### Given problem
Write the material out again exactly as it stands.

### Data for processing
■ ■ ■ ■ ■ ■ ■

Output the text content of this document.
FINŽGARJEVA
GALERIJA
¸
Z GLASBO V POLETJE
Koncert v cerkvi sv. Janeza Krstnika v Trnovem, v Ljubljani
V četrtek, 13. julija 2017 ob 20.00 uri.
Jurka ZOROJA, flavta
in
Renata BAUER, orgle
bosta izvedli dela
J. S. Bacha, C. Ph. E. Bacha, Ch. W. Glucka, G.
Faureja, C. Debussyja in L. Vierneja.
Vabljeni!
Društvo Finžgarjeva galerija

■ ■ ■ ■ ■ ■ ■

### Solved problem
Output the text content of this document.
FINŽGARJEVA
GALERIJA
¸
Z GLASBO V POLETJE
Koncert v cerkvi sv. Janeza Krstnika v Trnovem, v Ljubljani
V četrtek, 13. julija 2017 ob 20.00 uri.
Jurka ZOROJA, flavta
in
Renata BAUER, orgle
bosta izvedli dela
J. S. Bacha, C. Ph. E. Bacha, Ch. W. Glucka, G.
Faureja, C. Debussyja in L. Vierneja.
Vabljeni!
Društvo Finžgarjeva galerija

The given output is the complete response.